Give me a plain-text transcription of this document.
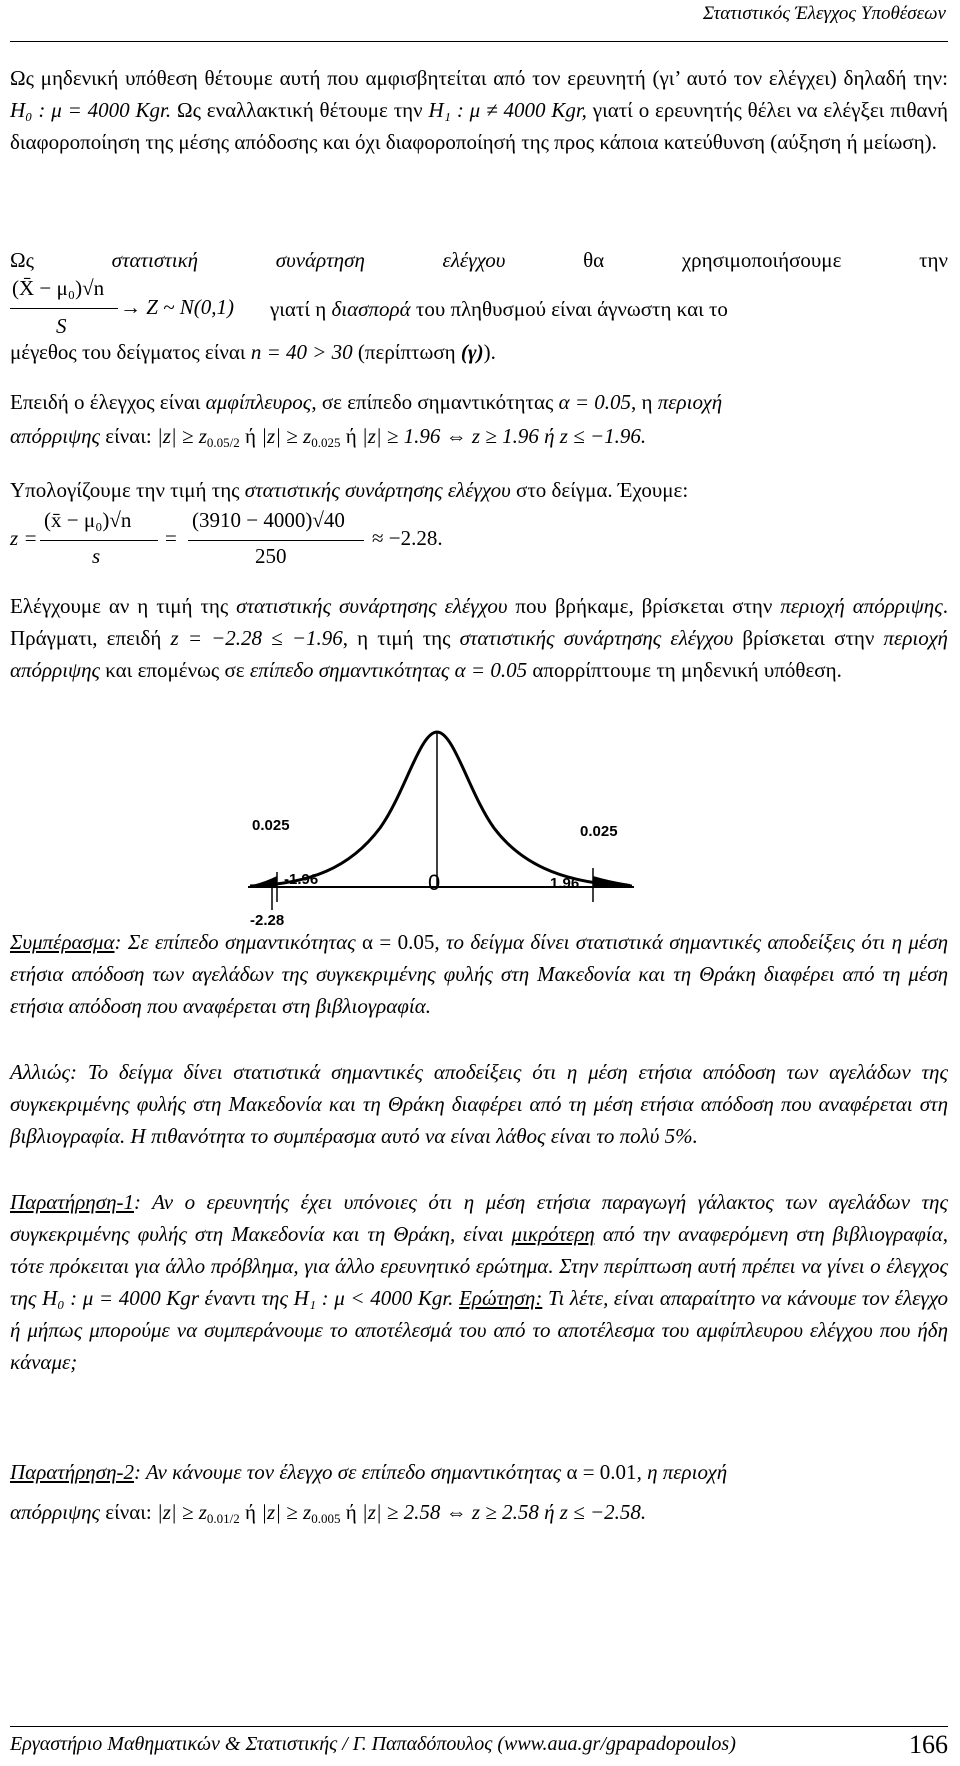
Στατιστικός Έλεγχος Υποθέσεων
Ως μηδενική υπόθεση θέτουμε αυτή που αμφισβητείται από τον ερευνητή (γι’ αυτό τον ελέγχει) δηλαδή την: H₀ : μ = 4000 Kgr. Ως εναλλακτική θέτουμε την H₁ : μ ≠ 4000 Kgr, γιατί ο ερευνητής θέλει να ελέγξει πιθανή διαφοροποίηση της μέσης απόδοσης και όχι διαφοροποίησή της προς κάποια κατεύθυνση (αύξηση ή μείωση).
Ως στατιστική συνάρτηση ελέγχου θα χρησιμοποιήσουμε την
(X̄ − μ₀)√n
S
→ Z ~ N(0,1) γιατί η διασπορά του πληθυσμού είναι άγνωστη και το
μέγεθος του δείγματος είναι n = 40 > 30 (περίπτωση (γ)).
Επειδή ο έλεγχος είναι αμφίπλευρος, σε επίπεδο σημαντικότητας α = 0.05, η περιοχή
απόρριψης είναι: $|z| \ge z_{0.05/2}$ ή $|z| \ge z_{0.025}$ ή |z| ≥ 1.96 ⇔ z ≥ 1.96 ή z ≤ −1.96.
Υπολογίζουμε την τιμή της στατιστικής συνάρτησης ελέγχου στο δείγμα. Έχουμε:
z =
(x̄ − μ₀)√n
s
=
(3910 − 4000)√40
250
≈ −2.28.
Ελέγχουμε αν η τιμή της στατιστικής συνάρτησης ελέγχου που βρήκαμε, βρίσκεται στην περιοχή απόρριψης. Πράγματι, επειδή z = −2.28 ≤ −1.96, η τιμή της στατιστικής συνάρτησης ελέγχου βρίσκεται στην περιοχή απόρριψης και επομένως σε επίπεδο σημαντικότητας α = 0.05 απορρίπτουμε τη μηδενική υπόθεση.
0.025	0.025
-1.96	1.96
0
-2.28
Συμπέρασμα: Σε επίπεδο σημαντικότητας α = 0.05, το δείγμα δίνει στατιστικά σημαντικές αποδείξεις ότι η μέση ετήσια απόδοση των αγελάδων της συγκεκριμένης φυλής στη Μακεδονία και τη Θράκη διαφέρει από τη μέση ετήσια απόδοση που αναφέρεται στη βιβλιογραφία.
Αλλιώς: Το δείγμα δίνει στατιστικά σημαντικές αποδείξεις ότι η μέση ετήσια απόδοση των αγελάδων της συγκεκριμένης φυλής στη Μακεδονία και τη Θράκη διαφέρει από τη μέση ετήσια απόδοση που αναφέρεται στη βιβλιογραφία. Η πιθανότητα το συμπέρασμα αυτό να είναι λάθος είναι το πολύ 5%.
Παρατήρηση-1: Αν ο ερευνητής έχει υπόνοιες ότι η μέση ετήσια παραγωγή γάλακτος των αγελάδων της συγκεκριμένης φυλής στη Μακεδονία και τη Θράκη, είναι μικρότερη από την αναφερόμενη στη βιβλιογραφία, τότε πρόκειται για άλλο πρόβλημα, για άλλο ερευνητικό ερώτημα. Στην περίπτωση αυτή πρέπει να γίνει ο έλεγχος της H₀ : μ = 4000 Kgr έναντι της H₁ : μ < 4000 Kgr. Ερώτηση: Τι λέτε, είναι απαραίτητο να κάνουμε τον έλεγχο ή μήπως μπορούμε να συμπεράνουμε το αποτέλεσμά του από το αποτέλεσμα του αμφίπλευρου ελέγχου που ήδη κάναμε;
Παρατήρηση-2: Αν κάνουμε τον έλεγχο σε επίπεδο σημαντικότητας α = 0.01, η περιοχή
απόρριψης είναι: $|z| \ge z_{0.01/2}$ ή $|z| \ge z_{0.005}$ ή |z| ≥ 2.58 ⇔ z ≥ 2.58 ή z ≤ −2.58.
Εργαστήριο Μαθηματικών & Στατιστικής / Γ. Παπαδόπουλος (www.aua.gr/gpapadopoulos)	166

========================================

From the listing, copy every line where the string "περιοχή" appears.

Επειδή ο έλεγχος είναι αμφίπλευρος, σε επίπεδο σημαντικότητας α = 0.05, η περιοχή
Ελέγχουμε αν η τιμή της στατιστικής συνάρτησης ελέγχου που βρήκαμε, βρίσκεται στην περιοχή απόρριψης. Πράγματι, επειδή z = −2.28 ≤ −1.96, η τιμή της στατιστικής συνάρτησης ελέγχου βρίσκεται στην περιοχή απόρριψης και επομένως σε επίπεδο σημαντικότητας α = 0.05 απορρίπτουμε τη μηδενική υπόθεση.
Παρατήρηση-2: Αν κάνουμε τον έλεγχο σε επίπεδο σημαντικότητας α = 0.01, η περιοχή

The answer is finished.